Exercise description:
From the listing below, pull each line that includes "simply".

======== Material supplied

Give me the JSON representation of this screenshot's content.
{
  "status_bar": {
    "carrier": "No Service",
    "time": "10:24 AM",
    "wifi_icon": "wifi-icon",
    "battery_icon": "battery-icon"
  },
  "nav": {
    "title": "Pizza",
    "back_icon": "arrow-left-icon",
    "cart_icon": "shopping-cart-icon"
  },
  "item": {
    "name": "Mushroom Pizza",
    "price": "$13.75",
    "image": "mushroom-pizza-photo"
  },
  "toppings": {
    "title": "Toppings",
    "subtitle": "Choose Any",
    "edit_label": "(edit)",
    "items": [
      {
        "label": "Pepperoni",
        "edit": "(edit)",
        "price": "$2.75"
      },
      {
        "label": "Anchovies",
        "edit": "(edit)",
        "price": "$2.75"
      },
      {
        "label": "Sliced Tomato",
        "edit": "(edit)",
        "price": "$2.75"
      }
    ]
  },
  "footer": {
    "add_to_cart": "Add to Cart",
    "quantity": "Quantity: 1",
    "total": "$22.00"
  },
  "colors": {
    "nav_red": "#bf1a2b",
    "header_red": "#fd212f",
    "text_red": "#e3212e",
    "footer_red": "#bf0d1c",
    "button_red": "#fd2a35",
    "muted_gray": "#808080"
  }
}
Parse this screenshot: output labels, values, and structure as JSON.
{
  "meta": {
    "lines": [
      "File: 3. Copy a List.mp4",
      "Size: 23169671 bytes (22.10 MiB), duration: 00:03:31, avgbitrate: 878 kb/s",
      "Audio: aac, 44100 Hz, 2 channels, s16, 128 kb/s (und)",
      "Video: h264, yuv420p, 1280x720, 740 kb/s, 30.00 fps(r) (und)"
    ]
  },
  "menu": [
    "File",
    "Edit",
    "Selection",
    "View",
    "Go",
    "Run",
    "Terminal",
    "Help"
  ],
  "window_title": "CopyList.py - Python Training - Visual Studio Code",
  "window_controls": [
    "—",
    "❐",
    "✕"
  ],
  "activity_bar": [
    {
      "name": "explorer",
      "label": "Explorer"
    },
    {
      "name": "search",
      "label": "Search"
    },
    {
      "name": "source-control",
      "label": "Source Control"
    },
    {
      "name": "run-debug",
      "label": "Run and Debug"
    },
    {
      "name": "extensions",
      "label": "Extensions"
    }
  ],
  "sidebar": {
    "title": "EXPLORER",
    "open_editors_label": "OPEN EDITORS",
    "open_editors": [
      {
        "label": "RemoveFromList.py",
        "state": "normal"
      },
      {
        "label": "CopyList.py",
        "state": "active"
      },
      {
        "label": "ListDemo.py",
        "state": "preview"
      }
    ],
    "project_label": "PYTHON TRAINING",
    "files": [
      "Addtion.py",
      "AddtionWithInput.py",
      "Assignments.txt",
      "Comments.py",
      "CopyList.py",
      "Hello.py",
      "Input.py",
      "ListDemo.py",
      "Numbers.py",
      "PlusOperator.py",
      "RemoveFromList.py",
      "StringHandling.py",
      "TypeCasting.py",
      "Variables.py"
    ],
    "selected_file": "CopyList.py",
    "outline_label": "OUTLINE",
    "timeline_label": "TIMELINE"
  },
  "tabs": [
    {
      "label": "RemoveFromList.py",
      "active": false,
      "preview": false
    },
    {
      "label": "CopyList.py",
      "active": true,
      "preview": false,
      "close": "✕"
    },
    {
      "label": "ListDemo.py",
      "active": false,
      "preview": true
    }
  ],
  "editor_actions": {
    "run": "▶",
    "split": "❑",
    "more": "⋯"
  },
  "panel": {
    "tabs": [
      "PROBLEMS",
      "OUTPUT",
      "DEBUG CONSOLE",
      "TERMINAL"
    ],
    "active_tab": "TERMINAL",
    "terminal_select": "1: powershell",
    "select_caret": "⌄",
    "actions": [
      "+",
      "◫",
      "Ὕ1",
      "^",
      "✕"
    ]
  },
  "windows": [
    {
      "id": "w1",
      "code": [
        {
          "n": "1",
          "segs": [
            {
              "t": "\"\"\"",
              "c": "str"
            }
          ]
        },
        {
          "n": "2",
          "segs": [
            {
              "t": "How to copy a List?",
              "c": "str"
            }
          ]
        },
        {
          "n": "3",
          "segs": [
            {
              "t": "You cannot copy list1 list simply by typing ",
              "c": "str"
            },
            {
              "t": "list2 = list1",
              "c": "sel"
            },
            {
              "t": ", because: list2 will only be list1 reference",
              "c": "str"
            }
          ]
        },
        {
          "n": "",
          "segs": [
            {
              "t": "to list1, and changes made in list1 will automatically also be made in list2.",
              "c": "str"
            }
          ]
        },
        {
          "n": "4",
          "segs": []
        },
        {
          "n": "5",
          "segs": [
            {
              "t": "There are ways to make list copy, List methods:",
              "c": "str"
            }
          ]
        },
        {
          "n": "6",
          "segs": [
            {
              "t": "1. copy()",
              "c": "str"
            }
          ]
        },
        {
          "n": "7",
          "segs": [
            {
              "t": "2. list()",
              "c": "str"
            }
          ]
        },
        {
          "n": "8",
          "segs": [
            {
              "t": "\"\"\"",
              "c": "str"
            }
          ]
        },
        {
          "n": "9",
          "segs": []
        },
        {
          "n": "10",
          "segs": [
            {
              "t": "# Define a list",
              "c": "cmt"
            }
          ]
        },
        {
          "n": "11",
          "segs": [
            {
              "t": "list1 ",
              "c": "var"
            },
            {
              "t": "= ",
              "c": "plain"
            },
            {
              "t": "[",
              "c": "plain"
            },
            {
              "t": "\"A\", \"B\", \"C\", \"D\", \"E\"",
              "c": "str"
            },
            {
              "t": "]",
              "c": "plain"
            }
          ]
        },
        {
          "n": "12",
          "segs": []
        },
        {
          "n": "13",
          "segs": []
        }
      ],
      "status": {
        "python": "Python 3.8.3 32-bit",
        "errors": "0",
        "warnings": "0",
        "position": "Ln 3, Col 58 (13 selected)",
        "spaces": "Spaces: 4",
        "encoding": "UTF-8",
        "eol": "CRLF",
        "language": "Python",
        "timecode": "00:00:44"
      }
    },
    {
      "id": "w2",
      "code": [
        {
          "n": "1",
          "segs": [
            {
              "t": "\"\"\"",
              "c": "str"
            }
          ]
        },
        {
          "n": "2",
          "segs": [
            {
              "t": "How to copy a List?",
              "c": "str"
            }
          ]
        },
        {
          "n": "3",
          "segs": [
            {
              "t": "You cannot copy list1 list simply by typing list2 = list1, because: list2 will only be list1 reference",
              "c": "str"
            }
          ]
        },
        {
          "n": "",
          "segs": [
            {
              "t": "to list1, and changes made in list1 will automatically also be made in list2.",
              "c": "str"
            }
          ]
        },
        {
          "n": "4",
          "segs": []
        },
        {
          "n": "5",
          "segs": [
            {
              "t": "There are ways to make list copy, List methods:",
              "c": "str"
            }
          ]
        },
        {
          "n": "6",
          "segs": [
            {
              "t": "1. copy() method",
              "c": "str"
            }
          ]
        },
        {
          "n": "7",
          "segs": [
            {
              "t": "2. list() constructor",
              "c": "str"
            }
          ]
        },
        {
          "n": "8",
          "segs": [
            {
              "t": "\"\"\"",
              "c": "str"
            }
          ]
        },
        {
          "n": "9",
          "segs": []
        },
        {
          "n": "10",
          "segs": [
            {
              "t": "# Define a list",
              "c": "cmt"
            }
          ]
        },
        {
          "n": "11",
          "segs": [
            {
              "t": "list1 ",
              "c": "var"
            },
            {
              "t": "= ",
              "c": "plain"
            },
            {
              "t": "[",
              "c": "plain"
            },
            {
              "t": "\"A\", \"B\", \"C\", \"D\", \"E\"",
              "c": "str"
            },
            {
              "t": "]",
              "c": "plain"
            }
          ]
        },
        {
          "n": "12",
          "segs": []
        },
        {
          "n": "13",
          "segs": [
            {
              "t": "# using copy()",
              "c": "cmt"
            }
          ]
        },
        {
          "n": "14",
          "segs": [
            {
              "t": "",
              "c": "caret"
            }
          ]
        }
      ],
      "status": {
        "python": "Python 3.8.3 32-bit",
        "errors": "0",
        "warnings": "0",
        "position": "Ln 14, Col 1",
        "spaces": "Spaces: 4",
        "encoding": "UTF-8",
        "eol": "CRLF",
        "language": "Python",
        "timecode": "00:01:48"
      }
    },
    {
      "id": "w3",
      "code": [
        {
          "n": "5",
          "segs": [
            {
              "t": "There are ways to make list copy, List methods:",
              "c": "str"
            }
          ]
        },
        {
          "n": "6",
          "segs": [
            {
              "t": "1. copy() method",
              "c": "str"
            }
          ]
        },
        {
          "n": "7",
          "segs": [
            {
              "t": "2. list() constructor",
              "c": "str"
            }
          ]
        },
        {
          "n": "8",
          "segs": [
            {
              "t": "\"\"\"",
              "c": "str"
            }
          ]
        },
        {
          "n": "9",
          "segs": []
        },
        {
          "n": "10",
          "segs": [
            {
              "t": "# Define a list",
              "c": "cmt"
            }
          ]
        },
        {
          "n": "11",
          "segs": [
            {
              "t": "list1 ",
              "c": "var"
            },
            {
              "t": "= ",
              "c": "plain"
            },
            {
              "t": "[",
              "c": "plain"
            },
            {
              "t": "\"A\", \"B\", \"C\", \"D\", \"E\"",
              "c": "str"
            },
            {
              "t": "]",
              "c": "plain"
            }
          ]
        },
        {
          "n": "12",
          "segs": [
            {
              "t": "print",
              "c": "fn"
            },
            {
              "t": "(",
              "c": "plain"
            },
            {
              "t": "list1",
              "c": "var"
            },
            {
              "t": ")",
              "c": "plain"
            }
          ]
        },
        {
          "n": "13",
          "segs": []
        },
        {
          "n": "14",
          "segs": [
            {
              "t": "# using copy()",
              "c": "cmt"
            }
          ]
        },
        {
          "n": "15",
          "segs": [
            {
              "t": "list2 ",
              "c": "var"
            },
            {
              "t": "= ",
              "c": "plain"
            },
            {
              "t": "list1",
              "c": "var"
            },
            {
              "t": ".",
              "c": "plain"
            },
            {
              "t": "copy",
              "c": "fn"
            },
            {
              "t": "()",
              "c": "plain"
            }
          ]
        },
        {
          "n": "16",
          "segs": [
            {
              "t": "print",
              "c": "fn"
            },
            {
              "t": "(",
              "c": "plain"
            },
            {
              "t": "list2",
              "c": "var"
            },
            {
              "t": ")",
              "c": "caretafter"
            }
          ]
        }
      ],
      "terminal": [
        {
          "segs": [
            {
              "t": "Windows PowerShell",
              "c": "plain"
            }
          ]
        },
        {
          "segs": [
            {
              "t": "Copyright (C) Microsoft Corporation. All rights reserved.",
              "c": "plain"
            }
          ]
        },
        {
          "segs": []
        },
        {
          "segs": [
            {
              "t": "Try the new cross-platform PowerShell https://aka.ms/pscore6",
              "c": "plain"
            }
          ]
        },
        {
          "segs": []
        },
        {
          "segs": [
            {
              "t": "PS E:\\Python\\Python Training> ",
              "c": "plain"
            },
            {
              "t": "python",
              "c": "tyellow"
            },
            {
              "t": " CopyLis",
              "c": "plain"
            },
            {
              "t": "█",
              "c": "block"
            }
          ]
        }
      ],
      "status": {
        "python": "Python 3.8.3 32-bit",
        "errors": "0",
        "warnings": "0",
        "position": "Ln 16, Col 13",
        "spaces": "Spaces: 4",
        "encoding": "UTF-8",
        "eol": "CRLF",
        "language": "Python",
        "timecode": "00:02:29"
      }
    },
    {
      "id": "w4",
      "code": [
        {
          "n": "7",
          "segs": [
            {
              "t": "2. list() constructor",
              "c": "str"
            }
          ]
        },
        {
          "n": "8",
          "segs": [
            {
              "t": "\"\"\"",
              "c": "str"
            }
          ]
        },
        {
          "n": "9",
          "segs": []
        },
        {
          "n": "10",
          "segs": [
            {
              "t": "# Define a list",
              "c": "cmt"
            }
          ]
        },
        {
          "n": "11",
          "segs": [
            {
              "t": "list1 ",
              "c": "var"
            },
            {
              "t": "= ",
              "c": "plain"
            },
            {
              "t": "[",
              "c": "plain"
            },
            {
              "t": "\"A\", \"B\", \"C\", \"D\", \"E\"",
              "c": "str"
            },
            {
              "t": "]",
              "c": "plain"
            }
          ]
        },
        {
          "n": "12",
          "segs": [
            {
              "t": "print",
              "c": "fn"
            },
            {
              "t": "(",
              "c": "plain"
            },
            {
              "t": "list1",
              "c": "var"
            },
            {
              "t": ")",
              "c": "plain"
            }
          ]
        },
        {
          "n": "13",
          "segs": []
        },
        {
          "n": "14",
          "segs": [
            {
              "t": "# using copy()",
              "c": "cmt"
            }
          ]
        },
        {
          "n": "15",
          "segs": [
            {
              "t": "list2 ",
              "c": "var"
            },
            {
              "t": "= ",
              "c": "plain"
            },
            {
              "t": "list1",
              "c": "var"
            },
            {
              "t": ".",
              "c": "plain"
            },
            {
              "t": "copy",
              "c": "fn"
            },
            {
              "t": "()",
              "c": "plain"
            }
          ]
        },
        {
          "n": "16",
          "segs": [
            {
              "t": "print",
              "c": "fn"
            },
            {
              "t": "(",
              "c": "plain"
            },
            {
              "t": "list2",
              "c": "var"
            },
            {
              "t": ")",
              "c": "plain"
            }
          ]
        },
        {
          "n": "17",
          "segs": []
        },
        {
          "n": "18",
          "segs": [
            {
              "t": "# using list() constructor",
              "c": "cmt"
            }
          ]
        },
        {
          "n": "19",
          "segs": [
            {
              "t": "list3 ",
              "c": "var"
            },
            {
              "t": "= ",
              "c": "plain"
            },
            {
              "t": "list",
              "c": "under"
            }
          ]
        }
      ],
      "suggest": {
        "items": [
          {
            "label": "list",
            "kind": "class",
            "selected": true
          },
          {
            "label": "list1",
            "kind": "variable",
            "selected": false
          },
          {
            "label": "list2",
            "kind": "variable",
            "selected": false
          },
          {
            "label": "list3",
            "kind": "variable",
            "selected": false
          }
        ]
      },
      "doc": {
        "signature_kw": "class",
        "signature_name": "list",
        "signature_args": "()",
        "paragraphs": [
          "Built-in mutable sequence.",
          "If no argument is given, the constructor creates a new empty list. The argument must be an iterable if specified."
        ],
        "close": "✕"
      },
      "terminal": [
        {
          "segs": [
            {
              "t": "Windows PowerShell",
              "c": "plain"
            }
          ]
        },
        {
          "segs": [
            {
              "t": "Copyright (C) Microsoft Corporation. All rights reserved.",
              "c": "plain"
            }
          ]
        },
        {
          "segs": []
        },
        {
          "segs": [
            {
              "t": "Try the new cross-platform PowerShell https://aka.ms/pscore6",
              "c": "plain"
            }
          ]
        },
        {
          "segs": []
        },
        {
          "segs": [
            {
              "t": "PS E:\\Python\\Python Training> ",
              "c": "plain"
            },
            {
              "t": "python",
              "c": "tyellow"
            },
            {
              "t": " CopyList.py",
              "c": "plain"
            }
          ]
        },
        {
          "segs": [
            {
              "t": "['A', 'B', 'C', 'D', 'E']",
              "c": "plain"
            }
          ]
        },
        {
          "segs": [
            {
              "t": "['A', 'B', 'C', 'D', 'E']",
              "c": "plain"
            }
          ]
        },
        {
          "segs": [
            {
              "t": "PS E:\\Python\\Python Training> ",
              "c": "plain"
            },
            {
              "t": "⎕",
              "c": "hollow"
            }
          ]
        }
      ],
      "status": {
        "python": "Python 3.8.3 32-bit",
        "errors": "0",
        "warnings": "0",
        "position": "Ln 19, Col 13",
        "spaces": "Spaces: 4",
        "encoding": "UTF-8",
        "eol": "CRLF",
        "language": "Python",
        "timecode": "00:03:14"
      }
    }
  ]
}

================

Completed exercise:
              "t": "You cannot copy list1 list simply by typing ",
              "t": "You cannot copy list1 list simply by typing list2 = list1, because: list2 will only be list1 reference",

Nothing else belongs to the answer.